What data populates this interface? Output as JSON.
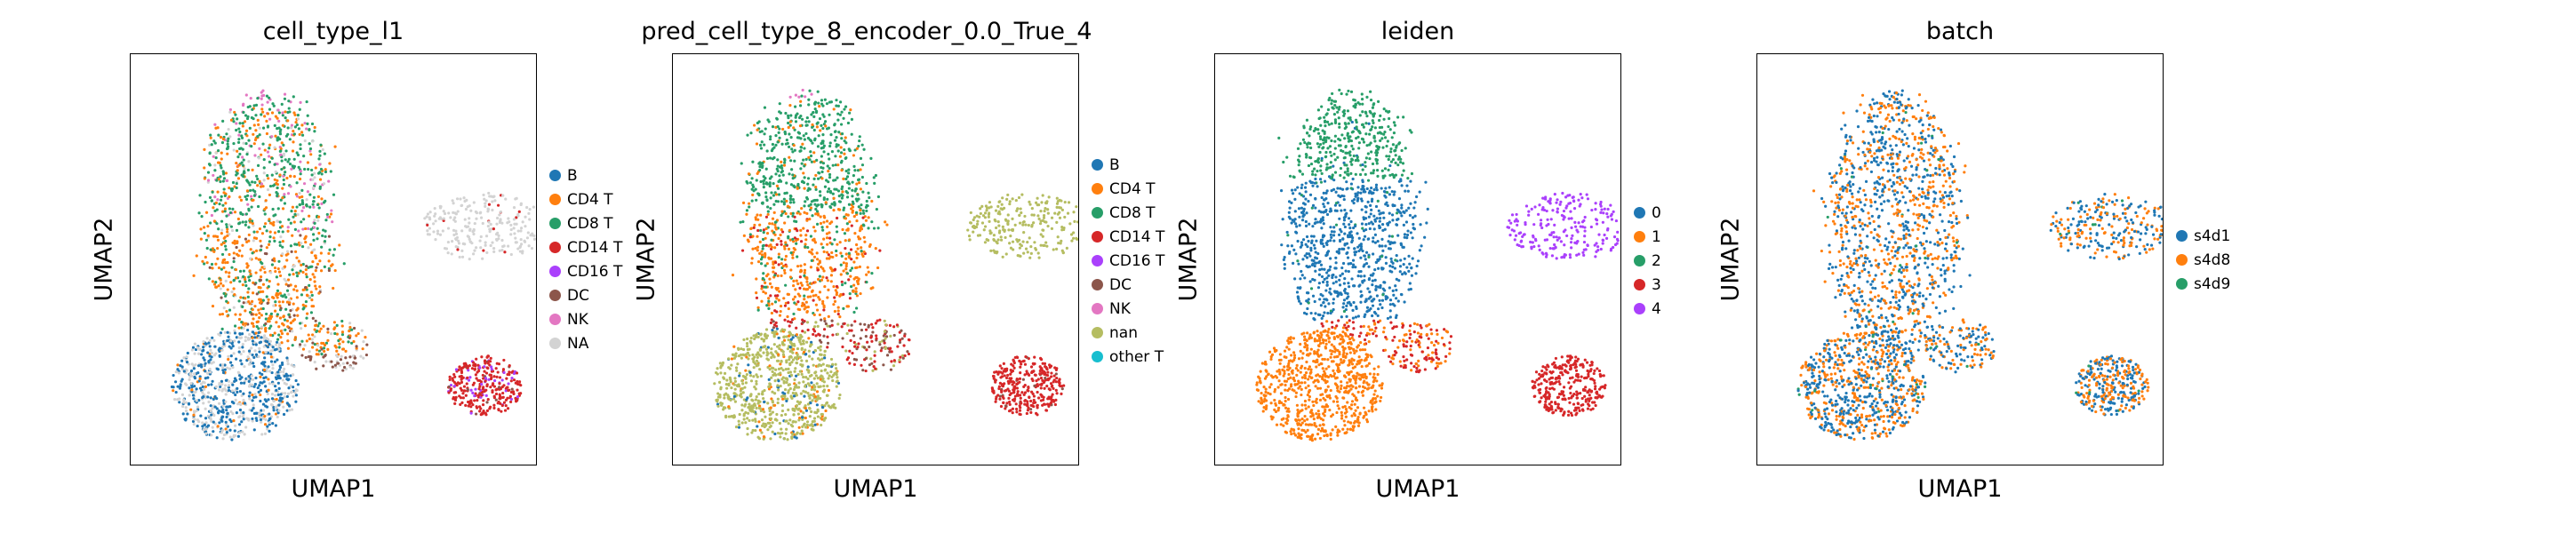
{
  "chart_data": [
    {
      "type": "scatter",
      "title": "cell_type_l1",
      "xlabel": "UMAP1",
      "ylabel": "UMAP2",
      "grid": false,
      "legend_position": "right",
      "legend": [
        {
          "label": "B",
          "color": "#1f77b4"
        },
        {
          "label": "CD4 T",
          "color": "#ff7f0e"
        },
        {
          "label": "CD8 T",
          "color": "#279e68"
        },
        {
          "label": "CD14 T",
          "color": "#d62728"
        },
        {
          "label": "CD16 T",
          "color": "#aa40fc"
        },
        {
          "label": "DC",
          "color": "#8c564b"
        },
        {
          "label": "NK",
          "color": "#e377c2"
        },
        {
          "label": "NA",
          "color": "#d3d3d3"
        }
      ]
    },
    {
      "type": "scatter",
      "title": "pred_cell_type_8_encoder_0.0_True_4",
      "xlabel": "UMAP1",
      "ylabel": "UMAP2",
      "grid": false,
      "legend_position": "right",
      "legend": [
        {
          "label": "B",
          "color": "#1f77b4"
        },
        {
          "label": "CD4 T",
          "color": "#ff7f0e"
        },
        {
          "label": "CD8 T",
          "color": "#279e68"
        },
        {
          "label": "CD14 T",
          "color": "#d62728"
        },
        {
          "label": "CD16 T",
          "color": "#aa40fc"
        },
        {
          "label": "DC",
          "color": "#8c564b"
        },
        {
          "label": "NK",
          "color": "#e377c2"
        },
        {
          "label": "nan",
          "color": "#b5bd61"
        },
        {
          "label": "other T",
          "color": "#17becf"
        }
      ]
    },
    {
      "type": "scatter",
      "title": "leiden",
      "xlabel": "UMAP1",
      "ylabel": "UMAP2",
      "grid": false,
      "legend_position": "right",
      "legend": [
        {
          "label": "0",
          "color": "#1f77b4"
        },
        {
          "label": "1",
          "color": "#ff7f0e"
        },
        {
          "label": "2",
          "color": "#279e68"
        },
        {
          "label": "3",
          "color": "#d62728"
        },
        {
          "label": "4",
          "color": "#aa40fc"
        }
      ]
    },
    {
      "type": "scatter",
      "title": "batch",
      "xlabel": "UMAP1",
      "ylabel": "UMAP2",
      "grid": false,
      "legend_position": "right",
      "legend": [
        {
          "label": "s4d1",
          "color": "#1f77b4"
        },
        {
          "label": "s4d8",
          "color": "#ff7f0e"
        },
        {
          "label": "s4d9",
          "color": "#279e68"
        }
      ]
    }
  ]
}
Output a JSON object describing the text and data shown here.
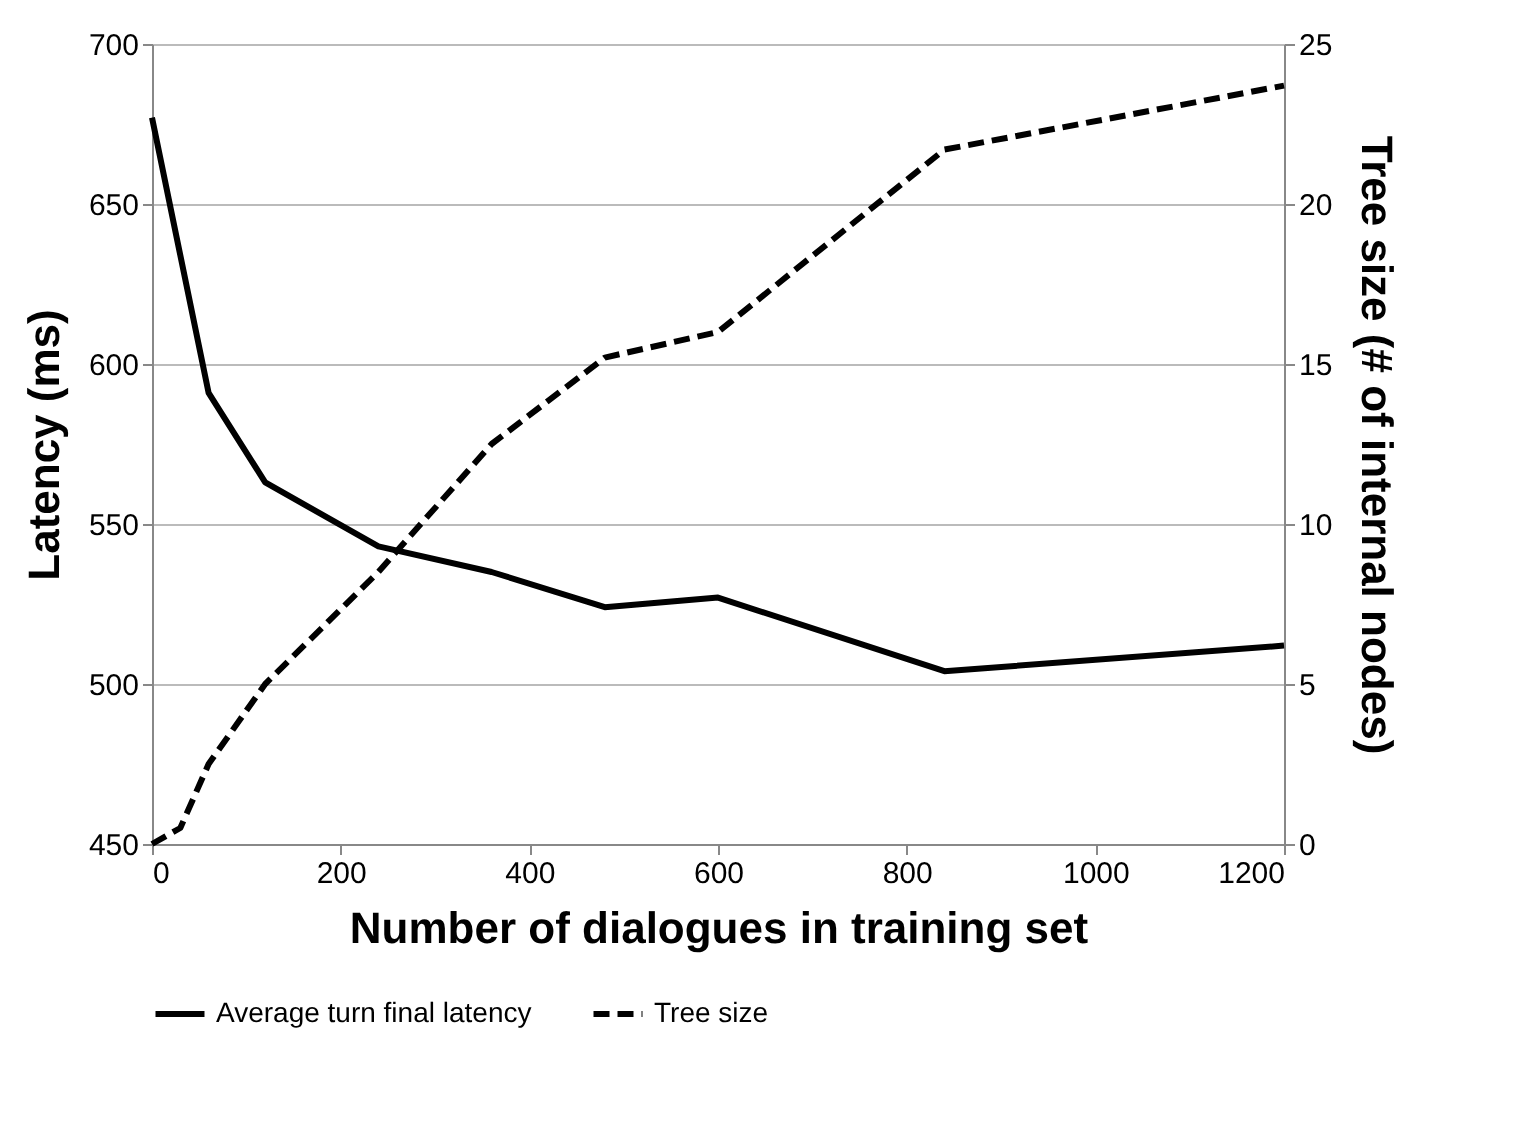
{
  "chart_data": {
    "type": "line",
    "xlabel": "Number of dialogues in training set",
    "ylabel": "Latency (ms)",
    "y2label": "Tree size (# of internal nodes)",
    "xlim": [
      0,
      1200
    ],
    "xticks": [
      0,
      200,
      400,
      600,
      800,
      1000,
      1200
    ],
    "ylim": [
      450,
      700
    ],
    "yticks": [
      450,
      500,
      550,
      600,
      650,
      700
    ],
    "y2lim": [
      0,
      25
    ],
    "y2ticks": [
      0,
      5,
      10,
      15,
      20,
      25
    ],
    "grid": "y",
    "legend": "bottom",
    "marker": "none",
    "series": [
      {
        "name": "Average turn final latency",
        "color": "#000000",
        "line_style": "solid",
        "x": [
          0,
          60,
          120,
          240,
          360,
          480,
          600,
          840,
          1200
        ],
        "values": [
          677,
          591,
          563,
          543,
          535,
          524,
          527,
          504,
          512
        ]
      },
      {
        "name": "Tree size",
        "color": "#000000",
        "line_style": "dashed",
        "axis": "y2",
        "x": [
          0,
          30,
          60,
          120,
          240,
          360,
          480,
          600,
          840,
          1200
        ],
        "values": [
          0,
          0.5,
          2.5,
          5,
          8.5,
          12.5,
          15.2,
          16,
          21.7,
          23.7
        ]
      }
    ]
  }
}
——————
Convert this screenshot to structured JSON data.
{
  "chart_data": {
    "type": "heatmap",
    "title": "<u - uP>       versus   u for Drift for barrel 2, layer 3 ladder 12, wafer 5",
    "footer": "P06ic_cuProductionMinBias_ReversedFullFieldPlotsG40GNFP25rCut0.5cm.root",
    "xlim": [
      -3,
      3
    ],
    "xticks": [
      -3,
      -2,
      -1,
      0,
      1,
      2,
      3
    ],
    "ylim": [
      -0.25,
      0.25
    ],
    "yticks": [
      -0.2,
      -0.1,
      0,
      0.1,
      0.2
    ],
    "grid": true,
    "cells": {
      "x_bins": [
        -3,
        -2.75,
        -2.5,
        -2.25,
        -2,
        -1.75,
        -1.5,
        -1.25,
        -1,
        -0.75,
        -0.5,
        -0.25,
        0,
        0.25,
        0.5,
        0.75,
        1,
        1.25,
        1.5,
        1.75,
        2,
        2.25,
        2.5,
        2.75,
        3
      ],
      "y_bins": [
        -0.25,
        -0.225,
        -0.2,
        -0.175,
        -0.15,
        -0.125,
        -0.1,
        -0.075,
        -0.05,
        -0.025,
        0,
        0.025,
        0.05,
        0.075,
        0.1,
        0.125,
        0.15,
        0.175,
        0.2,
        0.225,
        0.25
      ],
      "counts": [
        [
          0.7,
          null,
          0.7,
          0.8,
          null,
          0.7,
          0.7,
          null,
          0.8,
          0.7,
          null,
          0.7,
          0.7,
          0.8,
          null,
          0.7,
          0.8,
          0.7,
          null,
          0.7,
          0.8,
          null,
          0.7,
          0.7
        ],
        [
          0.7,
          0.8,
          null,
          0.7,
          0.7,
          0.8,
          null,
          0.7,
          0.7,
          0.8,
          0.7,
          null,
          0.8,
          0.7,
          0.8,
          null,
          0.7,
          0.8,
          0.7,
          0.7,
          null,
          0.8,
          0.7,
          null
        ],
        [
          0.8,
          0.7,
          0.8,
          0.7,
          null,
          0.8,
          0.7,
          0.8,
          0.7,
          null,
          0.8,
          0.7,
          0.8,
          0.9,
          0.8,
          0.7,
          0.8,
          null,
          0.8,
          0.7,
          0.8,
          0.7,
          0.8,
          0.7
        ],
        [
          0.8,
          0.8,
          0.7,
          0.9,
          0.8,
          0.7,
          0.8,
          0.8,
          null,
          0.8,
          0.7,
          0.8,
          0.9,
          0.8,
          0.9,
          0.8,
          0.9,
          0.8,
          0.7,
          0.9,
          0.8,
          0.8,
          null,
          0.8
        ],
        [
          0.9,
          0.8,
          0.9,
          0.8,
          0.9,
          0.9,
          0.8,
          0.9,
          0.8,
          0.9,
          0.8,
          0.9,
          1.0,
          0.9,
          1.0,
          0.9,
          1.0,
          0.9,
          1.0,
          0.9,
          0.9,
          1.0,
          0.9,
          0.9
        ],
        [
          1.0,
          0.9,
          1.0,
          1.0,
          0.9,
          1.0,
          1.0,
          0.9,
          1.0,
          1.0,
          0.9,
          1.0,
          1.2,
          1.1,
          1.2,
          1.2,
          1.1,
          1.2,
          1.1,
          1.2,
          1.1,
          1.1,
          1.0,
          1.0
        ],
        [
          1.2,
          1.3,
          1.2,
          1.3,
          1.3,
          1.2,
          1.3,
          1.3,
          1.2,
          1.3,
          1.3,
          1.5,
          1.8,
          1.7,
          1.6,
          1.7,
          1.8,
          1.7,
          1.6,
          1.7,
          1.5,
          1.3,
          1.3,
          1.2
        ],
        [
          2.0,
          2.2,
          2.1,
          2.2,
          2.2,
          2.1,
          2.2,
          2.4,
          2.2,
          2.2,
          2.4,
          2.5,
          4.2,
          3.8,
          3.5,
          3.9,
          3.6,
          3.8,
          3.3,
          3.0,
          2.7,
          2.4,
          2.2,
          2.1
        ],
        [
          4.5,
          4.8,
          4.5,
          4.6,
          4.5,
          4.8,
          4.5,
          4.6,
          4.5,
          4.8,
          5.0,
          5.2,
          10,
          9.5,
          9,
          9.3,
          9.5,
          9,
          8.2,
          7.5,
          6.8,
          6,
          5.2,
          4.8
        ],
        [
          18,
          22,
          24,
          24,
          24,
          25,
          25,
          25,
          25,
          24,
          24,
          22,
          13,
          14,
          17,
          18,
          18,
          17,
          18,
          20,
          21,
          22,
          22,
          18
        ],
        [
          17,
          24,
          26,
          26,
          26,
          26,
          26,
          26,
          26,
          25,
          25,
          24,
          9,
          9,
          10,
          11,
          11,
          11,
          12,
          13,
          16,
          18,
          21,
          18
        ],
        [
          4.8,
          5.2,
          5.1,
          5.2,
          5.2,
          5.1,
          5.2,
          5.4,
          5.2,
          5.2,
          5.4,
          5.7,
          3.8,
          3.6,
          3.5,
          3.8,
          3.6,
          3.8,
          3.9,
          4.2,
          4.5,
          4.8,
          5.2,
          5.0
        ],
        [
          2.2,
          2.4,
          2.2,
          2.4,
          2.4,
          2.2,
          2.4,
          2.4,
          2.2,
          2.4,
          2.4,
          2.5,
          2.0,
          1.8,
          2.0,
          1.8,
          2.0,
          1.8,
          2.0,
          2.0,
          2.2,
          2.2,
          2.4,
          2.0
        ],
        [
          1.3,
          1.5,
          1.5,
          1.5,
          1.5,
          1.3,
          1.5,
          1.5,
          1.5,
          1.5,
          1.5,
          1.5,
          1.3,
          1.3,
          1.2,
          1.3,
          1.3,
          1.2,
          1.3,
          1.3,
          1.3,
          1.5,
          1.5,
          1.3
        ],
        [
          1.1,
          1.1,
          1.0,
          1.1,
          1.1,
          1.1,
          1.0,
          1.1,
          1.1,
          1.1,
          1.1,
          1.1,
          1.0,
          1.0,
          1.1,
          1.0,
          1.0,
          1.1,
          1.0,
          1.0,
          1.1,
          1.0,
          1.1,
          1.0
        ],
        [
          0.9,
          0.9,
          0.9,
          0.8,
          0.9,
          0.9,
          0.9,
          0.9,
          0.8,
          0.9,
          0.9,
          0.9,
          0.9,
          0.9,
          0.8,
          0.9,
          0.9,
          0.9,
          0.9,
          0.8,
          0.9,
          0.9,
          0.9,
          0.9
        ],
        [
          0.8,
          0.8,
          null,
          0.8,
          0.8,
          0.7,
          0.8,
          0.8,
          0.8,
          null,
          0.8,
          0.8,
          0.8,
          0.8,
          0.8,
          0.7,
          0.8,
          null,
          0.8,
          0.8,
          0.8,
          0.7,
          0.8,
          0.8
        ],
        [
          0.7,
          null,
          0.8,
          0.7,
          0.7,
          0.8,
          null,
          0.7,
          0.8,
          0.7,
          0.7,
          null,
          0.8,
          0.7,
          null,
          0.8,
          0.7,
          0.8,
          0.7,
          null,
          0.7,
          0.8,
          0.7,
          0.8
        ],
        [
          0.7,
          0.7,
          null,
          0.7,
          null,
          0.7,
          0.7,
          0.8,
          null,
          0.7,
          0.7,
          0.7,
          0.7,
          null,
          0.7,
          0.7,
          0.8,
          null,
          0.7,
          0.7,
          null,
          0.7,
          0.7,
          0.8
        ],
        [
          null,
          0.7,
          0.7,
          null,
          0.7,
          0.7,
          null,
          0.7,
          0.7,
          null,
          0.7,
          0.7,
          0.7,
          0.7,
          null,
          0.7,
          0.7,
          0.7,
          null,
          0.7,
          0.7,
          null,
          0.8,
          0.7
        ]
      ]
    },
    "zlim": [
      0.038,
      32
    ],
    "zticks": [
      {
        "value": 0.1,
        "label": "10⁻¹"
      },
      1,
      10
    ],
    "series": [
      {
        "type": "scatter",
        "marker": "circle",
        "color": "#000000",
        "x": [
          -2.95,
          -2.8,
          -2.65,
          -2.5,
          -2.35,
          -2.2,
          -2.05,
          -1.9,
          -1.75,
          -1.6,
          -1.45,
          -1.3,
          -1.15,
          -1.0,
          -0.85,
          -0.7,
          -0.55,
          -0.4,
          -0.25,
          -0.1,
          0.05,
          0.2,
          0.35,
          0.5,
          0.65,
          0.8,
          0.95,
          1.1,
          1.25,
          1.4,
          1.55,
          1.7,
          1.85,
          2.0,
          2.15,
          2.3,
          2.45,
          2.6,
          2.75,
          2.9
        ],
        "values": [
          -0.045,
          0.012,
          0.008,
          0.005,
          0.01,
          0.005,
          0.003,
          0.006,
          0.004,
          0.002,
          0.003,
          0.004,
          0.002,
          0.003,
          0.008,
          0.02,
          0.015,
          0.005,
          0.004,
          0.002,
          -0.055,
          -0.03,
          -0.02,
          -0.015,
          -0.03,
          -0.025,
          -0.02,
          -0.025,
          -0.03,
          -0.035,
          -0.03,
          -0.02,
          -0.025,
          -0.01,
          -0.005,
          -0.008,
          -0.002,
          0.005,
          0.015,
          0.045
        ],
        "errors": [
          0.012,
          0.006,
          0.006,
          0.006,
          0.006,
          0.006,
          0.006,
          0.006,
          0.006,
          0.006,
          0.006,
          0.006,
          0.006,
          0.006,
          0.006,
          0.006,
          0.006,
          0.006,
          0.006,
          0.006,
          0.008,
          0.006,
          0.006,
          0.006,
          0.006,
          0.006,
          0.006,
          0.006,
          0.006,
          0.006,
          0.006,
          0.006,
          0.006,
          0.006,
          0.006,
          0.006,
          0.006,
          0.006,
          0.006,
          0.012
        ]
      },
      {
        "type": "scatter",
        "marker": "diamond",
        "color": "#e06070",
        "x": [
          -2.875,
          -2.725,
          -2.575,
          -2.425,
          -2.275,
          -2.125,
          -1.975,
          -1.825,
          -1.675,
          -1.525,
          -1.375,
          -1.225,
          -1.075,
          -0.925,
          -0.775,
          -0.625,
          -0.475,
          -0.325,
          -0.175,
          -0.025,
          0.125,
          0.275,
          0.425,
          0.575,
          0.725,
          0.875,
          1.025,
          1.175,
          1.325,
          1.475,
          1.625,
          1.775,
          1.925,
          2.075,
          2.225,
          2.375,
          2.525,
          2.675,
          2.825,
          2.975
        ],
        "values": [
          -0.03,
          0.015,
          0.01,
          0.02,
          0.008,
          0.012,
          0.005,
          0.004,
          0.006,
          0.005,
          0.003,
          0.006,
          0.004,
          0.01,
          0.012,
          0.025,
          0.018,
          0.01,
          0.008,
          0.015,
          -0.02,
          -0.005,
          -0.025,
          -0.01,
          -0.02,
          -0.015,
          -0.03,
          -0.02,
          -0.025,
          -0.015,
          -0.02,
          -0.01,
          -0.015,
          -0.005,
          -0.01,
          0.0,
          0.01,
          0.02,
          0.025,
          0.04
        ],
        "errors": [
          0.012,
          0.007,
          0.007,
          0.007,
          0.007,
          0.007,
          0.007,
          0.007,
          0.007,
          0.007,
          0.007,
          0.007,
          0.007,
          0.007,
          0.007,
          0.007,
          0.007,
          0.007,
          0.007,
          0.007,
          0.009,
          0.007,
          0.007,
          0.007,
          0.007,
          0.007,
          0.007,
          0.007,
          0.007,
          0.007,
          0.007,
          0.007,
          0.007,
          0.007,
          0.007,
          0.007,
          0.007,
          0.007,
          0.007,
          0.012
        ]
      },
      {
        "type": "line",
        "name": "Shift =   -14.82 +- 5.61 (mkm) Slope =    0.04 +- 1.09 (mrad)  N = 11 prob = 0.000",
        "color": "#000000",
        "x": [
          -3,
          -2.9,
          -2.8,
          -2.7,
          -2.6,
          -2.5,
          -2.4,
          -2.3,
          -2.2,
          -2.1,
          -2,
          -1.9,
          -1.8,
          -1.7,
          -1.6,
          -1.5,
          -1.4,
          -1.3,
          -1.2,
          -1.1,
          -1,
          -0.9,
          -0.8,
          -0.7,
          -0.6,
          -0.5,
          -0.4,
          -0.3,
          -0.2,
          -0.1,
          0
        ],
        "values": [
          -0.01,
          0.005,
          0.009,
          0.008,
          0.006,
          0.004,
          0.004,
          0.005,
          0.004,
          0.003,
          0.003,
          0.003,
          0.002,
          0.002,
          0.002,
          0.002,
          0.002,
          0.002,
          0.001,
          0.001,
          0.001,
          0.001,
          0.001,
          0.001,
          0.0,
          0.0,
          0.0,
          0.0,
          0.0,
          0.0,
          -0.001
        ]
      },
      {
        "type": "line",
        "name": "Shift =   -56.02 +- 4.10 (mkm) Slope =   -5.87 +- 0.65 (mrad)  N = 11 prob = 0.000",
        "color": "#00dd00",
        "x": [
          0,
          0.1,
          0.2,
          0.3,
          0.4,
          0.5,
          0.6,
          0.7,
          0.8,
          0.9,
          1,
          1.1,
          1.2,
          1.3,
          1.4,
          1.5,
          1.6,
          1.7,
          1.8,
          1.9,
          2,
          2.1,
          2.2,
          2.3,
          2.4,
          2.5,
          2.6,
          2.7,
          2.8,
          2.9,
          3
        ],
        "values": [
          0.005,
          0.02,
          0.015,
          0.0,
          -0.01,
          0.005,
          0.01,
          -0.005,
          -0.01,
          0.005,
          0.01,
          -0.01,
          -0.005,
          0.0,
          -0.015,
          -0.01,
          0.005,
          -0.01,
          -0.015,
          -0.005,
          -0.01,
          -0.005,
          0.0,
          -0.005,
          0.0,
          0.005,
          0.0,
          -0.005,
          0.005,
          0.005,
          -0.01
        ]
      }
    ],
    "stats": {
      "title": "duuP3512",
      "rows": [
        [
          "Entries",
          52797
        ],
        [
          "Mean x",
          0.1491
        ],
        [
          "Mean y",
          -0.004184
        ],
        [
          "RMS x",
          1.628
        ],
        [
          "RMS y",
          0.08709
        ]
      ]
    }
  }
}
——————
Prompt:
Extract each line from the entries above that contains the string "Shift".

Result:
        "name": "Shift =   -14.82 +- 5.61 (mkm) Slope =    0.04 +- 1.09 (mrad)  N = 11 prob = 0.000",
        "name": "Shift =   -56.02 +- 4.10 (mkm) Slope =   -5.87 +- 0.65 (mrad)  N = 11 prob = 0.000",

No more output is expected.